WHAT NEEDS TO BE DONE :: Locate every line below that contains the word "color" and copy it.

[Dataset listings of figures]

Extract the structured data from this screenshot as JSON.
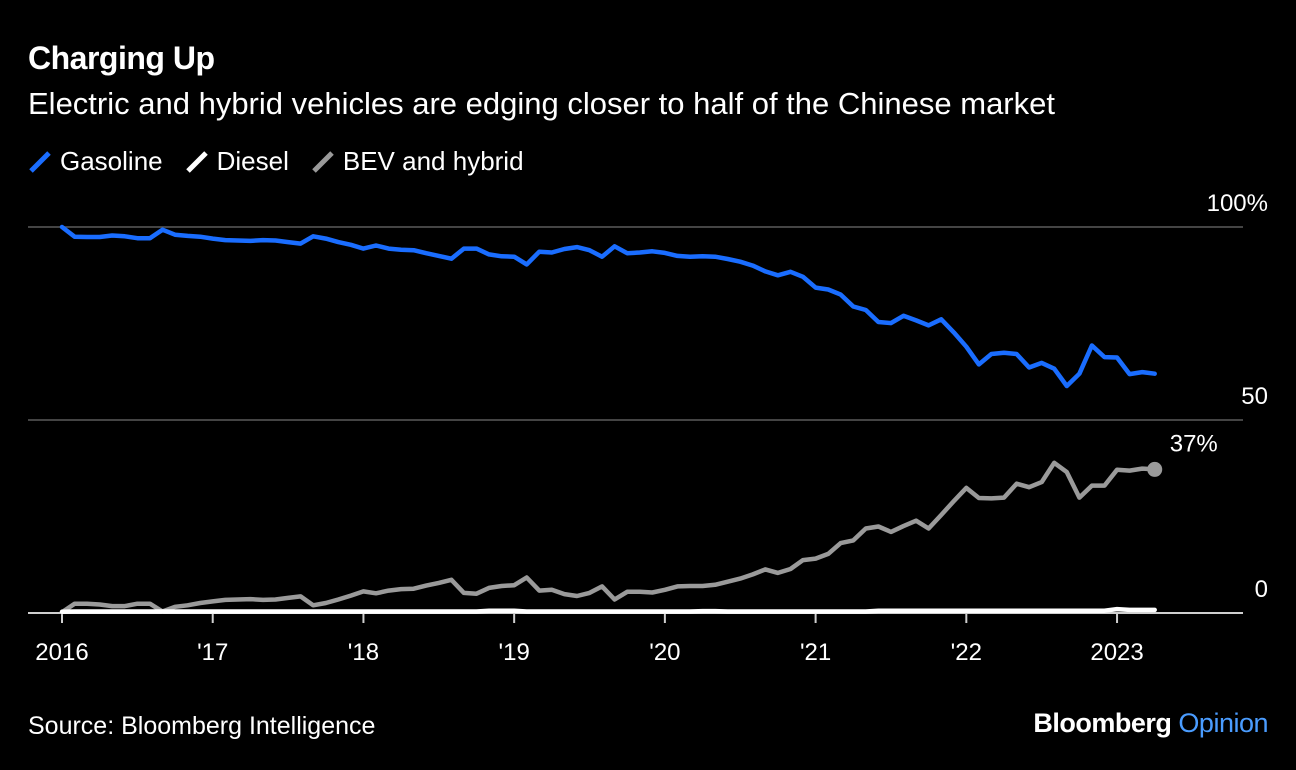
{
  "header": {
    "title": "Charging Up",
    "subtitle": "Electric and hybrid vehicles are edging closer to half of the Chinese market"
  },
  "legend": [
    {
      "label": "Gasoline",
      "color": "#1a6dff"
    },
    {
      "label": "Diesel",
      "color": "#ffffff"
    },
    {
      "label": "BEV and hybrid",
      "color": "#9a9a9a"
    }
  ],
  "footer": {
    "source": "Source: Bloomberg Intelligence",
    "brand_main": "Bloomberg",
    "brand_sub": "Opinion"
  },
  "chart_data": {
    "type": "line",
    "y_unit": "%",
    "ylim": [
      0,
      100
    ],
    "y_ticks": [
      {
        "value": 100,
        "label": "100%"
      },
      {
        "value": 50,
        "label": "50"
      },
      {
        "value": 0,
        "label": "0"
      }
    ],
    "x_ticks": [
      {
        "date": "2016-01",
        "label": "2016"
      },
      {
        "date": "2017-01",
        "label": "'17"
      },
      {
        "date": "2018-01",
        "label": "'18"
      },
      {
        "date": "2019-01",
        "label": "'19"
      },
      {
        "date": "2020-01",
        "label": "'20"
      },
      {
        "date": "2021-01",
        "label": "'21"
      },
      {
        "date": "2022-01",
        "label": "'22"
      },
      {
        "date": "2023-01",
        "label": "2023"
      }
    ],
    "x_start": "2016-01",
    "x_end": "2023-07",
    "grid": true,
    "end_label": {
      "series": "BEV and hybrid",
      "text": "37%"
    },
    "series": [
      {
        "name": "Gasoline",
        "color": "#1a6dff",
        "values": [
          100,
          97.5,
          97.4,
          97.4,
          97.8,
          97.6,
          97.1,
          97.1,
          99.3,
          98.0,
          97.7,
          97.5,
          97.0,
          96.6,
          96.5,
          96.4,
          96.6,
          96.5,
          96.1,
          95.7,
          97.6,
          97.0,
          96.1,
          95.4,
          94.4,
          95.2,
          94.4,
          94.1,
          94.0,
          93.2,
          92.5,
          91.8,
          94.4,
          94.4,
          92.9,
          92.4,
          92.3,
          90.3,
          93.6,
          93.4,
          94.3,
          94.8,
          94.0,
          92.3,
          95.0,
          93.2,
          93.4,
          93.7,
          93.3,
          92.5,
          92.3,
          92.4,
          92.3,
          91.7,
          91.0,
          90.0,
          88.5,
          87.5,
          88.4,
          87.1,
          84.3,
          83.8,
          82.5,
          79.4,
          78.5,
          75.4,
          75.1,
          77.0,
          75.8,
          74.5,
          76.1,
          72.7,
          69.0,
          64.4,
          67.1,
          67.4,
          67.1,
          63.6,
          64.8,
          63.3,
          58.8,
          62.0,
          69.3,
          66.3,
          66.2,
          61.9,
          62.4,
          62.0
        ]
      },
      {
        "name": "Diesel",
        "color": "#ffffff",
        "values": [
          0.3,
          0.4,
          0.4,
          0.4,
          0.4,
          0.4,
          0.4,
          0.4,
          0.4,
          0.4,
          0.4,
          0.4,
          0.4,
          0.4,
          0.4,
          0.4,
          0.4,
          0.4,
          0.4,
          0.4,
          0.4,
          0.4,
          0.4,
          0.4,
          0.4,
          0.4,
          0.4,
          0.4,
          0.4,
          0.4,
          0.4,
          0.4,
          0.4,
          0.4,
          0.6,
          0.6,
          0.6,
          0.4,
          0.4,
          0.4,
          0.4,
          0.4,
          0.4,
          0.4,
          0.4,
          0.4,
          0.4,
          0.4,
          0.4,
          0.4,
          0.4,
          0.5,
          0.5,
          0.4,
          0.4,
          0.4,
          0.4,
          0.4,
          0.4,
          0.4,
          0.4,
          0.4,
          0.4,
          0.4,
          0.4,
          0.6,
          0.6,
          0.6,
          0.6,
          0.6,
          0.6,
          0.6,
          0.6,
          0.6,
          0.6,
          0.6,
          0.6,
          0.6,
          0.6,
          0.6,
          0.6,
          0.6,
          0.6,
          0.6,
          1.0,
          0.8,
          0.8,
          0.8
        ]
      },
      {
        "name": "BEV and hybrid",
        "color": "#9a9a9a",
        "values": [
          0.2,
          2.4,
          2.4,
          2.2,
          1.8,
          1.8,
          2.4,
          2.4,
          0.4,
          1.6,
          2.0,
          2.6,
          3.0,
          3.4,
          3.5,
          3.6,
          3.4,
          3.5,
          3.9,
          4.3,
          2.0,
          2.6,
          3.5,
          4.5,
          5.6,
          5.1,
          5.8,
          6.2,
          6.3,
          7.1,
          7.8,
          8.6,
          5.2,
          5.0,
          6.5,
          7.0,
          7.2,
          9.2,
          5.8,
          6.0,
          4.9,
          4.4,
          5.2,
          6.9,
          3.5,
          5.5,
          5.5,
          5.3,
          6.0,
          6.9,
          7.0,
          7.0,
          7.3,
          8.1,
          8.9,
          10.0,
          11.3,
          10.4,
          11.4,
          13.7,
          14.1,
          15.3,
          18.1,
          18.8,
          21.9,
          22.4,
          21.0,
          22.5,
          23.9,
          21.9,
          25.4,
          29.0,
          32.4,
          29.8,
          29.7,
          29.9,
          33.5,
          32.6,
          33.9,
          38.9,
          36.5,
          29.9,
          33.0,
          33.0,
          37.1,
          36.9,
          37.4,
          37.2
        ]
      }
    ]
  }
}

SOLUTION TO THIS PROBLEM ::
      "color": "#1a6dff"
      "color": "#ffffff"
      "color": "#9a9a9a"
        "color": "#1a6dff",
        "color": "#ffffff",
        "color": "#9a9a9a",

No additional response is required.